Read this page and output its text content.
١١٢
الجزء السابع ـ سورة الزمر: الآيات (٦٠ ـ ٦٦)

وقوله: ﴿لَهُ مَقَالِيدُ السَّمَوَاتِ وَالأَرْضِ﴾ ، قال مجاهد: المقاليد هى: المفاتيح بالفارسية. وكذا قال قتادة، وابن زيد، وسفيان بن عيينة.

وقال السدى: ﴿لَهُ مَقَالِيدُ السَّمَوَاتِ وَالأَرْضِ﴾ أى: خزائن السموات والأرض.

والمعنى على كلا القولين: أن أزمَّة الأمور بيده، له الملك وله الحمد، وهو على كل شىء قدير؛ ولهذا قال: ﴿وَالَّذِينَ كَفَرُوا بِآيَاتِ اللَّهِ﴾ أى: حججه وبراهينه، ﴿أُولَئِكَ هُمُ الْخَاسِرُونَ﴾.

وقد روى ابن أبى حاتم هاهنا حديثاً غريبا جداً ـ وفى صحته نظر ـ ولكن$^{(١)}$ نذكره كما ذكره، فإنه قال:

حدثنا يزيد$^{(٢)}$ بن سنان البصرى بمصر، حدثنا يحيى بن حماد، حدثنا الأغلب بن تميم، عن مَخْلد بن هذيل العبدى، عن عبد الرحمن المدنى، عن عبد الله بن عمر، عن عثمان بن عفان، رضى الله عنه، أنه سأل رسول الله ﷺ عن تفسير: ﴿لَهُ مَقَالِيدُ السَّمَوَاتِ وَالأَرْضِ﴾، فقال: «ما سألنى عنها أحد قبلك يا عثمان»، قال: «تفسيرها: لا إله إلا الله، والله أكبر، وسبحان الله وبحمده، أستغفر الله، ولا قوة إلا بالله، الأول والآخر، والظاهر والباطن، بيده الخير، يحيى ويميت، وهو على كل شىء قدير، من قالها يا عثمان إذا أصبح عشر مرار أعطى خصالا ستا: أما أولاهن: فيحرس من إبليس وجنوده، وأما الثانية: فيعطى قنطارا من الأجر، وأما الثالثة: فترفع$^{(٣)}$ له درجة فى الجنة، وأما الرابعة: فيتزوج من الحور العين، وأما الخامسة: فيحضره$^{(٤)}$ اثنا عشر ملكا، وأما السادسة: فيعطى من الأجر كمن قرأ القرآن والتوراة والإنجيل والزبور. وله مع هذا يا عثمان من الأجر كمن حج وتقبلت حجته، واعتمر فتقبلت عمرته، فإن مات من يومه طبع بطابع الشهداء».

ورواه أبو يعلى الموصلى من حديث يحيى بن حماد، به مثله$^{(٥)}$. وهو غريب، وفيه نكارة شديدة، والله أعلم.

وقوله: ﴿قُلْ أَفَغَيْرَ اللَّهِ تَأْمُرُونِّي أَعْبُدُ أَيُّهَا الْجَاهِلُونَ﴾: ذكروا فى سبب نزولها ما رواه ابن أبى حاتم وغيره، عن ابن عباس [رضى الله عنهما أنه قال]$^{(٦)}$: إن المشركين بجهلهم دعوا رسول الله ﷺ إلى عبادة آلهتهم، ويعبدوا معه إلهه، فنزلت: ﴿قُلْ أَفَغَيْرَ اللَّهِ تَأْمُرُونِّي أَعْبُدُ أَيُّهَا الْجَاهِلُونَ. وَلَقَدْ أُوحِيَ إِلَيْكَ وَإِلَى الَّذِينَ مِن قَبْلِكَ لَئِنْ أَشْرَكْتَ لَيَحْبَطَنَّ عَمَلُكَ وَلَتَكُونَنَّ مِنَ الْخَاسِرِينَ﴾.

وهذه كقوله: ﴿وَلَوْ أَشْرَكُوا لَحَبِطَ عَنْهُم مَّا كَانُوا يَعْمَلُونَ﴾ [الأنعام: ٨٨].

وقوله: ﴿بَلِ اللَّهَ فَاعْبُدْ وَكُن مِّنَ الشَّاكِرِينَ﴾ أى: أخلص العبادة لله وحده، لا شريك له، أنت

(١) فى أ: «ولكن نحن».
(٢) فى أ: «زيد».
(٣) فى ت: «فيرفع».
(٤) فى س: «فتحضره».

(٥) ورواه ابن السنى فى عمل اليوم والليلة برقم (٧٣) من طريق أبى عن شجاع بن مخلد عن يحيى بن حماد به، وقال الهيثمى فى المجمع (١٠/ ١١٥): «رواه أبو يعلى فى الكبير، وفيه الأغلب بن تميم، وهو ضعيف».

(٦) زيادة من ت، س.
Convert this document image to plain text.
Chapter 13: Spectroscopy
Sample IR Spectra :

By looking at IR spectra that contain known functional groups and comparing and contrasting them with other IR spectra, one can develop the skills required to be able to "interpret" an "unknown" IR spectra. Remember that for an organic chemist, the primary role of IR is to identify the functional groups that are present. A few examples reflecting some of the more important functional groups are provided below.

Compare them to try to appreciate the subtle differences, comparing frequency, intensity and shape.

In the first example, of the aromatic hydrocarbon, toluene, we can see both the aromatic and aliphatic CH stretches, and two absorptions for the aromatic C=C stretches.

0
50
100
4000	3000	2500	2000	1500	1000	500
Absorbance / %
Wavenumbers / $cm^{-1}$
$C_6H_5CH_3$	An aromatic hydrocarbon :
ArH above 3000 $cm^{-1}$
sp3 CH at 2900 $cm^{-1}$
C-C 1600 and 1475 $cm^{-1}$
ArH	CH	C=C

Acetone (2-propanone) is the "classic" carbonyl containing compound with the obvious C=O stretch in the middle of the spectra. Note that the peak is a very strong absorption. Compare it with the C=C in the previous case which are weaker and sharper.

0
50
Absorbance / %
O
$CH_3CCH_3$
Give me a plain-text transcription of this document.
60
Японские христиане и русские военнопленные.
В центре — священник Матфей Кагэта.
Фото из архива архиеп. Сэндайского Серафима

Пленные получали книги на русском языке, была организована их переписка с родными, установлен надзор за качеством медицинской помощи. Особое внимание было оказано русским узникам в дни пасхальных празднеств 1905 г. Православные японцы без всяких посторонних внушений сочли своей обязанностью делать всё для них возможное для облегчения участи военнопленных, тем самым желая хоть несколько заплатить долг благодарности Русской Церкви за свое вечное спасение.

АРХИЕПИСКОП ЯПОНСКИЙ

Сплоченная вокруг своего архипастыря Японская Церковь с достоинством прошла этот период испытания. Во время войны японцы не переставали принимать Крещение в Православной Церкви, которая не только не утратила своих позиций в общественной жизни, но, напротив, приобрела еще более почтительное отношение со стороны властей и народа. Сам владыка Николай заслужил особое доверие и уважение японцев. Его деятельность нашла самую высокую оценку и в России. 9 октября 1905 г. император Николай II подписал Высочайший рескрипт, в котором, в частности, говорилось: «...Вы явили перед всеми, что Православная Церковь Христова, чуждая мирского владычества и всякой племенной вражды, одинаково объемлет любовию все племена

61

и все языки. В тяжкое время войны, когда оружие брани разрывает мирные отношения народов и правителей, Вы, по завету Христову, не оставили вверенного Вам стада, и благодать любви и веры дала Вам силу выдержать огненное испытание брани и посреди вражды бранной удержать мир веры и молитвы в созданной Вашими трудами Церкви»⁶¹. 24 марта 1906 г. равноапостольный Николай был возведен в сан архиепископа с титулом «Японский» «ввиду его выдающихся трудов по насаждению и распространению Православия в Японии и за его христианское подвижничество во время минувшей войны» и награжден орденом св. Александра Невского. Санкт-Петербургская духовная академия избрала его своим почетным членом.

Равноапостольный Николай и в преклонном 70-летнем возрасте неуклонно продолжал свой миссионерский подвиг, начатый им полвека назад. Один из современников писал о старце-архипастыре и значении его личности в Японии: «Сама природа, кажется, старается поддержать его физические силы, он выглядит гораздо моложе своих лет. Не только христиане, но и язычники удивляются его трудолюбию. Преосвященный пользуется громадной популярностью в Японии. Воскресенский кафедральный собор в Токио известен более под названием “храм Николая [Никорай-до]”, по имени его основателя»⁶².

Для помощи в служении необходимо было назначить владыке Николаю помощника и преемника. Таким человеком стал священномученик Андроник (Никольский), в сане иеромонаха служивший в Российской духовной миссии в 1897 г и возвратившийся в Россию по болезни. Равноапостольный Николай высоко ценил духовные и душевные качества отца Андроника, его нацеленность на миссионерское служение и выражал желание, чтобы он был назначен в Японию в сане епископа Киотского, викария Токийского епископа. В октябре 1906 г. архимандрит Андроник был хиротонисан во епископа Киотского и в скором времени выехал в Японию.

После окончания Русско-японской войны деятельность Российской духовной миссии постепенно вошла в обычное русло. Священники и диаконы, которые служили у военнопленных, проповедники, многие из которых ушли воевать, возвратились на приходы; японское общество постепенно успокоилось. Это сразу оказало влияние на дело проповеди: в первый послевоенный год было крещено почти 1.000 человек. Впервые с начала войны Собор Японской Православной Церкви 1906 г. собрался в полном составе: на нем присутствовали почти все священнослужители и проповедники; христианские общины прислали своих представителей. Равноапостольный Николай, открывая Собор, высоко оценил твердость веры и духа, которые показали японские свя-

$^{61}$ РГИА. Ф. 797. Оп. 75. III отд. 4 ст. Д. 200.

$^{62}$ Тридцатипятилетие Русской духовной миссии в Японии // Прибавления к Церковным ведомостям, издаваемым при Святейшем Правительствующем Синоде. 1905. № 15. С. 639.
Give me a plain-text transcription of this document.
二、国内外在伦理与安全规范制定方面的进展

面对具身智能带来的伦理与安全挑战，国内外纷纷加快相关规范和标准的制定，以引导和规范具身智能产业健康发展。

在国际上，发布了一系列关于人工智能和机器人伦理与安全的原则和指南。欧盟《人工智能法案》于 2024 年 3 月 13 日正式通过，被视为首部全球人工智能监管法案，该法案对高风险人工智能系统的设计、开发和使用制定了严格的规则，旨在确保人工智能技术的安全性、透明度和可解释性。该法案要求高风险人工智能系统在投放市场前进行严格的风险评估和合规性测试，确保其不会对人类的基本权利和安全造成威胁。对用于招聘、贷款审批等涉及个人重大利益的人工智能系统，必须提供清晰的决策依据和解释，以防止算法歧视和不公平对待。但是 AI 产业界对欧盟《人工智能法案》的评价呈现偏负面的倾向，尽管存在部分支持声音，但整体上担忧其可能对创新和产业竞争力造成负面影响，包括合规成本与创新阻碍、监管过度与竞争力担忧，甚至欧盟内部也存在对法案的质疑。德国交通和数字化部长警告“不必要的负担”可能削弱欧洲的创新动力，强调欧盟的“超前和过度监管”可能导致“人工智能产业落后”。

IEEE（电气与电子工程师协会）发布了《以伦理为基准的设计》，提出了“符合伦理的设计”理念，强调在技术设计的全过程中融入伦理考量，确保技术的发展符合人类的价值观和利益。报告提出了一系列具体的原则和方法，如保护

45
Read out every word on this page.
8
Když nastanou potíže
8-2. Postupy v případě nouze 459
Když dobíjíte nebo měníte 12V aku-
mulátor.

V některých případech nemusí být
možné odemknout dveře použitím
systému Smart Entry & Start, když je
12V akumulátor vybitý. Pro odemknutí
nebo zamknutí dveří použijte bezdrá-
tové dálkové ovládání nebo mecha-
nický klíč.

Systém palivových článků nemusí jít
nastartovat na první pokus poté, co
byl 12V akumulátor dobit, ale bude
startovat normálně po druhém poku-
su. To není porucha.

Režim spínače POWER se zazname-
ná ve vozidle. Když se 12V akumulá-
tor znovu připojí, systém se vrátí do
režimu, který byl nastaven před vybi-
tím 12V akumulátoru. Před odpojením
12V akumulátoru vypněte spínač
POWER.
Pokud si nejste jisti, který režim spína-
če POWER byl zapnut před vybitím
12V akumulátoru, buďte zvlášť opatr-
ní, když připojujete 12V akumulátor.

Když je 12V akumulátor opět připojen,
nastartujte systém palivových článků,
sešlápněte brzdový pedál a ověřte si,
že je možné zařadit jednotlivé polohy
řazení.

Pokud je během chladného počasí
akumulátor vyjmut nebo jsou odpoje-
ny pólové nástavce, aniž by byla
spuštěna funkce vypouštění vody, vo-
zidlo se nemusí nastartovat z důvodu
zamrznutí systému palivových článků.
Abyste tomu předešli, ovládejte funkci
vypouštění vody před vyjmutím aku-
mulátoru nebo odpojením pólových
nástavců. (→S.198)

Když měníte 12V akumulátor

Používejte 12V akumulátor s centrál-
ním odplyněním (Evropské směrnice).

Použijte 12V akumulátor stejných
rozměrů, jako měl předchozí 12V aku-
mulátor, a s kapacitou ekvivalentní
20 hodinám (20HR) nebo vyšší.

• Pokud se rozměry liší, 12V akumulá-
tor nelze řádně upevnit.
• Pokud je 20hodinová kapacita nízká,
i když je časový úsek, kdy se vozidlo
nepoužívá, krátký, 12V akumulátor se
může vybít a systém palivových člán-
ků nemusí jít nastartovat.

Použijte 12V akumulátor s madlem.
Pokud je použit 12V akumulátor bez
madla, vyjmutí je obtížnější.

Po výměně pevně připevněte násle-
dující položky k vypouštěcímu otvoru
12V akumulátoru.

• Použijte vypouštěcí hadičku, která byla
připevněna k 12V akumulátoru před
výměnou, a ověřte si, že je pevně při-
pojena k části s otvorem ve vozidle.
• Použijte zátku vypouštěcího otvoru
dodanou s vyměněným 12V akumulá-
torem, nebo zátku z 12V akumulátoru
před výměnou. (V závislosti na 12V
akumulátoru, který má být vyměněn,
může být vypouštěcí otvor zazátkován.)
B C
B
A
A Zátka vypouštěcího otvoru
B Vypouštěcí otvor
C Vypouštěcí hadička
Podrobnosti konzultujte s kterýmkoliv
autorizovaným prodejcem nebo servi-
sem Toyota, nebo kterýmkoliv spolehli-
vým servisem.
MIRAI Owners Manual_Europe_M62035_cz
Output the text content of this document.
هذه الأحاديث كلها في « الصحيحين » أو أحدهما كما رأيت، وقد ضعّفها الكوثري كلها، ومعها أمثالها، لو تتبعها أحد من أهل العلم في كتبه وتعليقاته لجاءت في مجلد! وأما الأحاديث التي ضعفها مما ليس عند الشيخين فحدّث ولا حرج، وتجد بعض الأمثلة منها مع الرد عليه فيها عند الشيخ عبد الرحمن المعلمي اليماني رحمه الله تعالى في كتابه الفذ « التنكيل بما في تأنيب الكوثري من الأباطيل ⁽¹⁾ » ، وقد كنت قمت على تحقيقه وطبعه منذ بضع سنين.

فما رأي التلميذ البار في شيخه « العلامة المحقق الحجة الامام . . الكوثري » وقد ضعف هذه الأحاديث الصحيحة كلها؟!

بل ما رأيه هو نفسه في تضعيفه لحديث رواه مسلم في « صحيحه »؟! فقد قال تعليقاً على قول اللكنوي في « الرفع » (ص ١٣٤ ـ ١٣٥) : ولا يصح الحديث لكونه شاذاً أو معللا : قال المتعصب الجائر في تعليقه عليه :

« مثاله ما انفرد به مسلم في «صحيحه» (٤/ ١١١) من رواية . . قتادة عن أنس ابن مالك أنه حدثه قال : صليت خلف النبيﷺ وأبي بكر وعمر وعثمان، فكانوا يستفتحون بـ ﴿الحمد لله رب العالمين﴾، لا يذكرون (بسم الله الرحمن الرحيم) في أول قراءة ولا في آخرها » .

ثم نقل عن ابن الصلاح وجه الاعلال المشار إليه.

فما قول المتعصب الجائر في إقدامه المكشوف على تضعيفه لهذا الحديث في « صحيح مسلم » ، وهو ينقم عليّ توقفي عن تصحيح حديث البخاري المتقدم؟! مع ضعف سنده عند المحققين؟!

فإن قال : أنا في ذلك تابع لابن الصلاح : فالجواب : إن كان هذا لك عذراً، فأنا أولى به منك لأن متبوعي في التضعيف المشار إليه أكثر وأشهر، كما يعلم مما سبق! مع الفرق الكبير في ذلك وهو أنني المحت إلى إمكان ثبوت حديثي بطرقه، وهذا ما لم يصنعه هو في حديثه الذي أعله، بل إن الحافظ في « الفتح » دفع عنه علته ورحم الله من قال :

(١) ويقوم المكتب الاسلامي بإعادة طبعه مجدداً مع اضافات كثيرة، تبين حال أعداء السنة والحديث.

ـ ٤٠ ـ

--------------------

» Aim
Pick out all the lines with the word "المشار" in them and copy them.

» Output below
ثم نقل عن ابن الصلاح وجه الاعلال المشار إليه.
فإن قال : أنا في ذلك تابع لابن الصلاح : فالجواب : إن كان هذا لك عذراً، فأنا أولى به منك لأن متبوعي في التضعيف المشار إليه أكثر وأشهر، كما يعلم مما سبق! مع الفرق الكبير في ذلك وهو أنني المحت إلى إمكان ثبوت حديثي بطرقه، وهذا ما لم يصنعه هو في حديثه الذي أعله، بل إن الحافظ في « الفتح » دفع عنه علته ورحم الله من قال :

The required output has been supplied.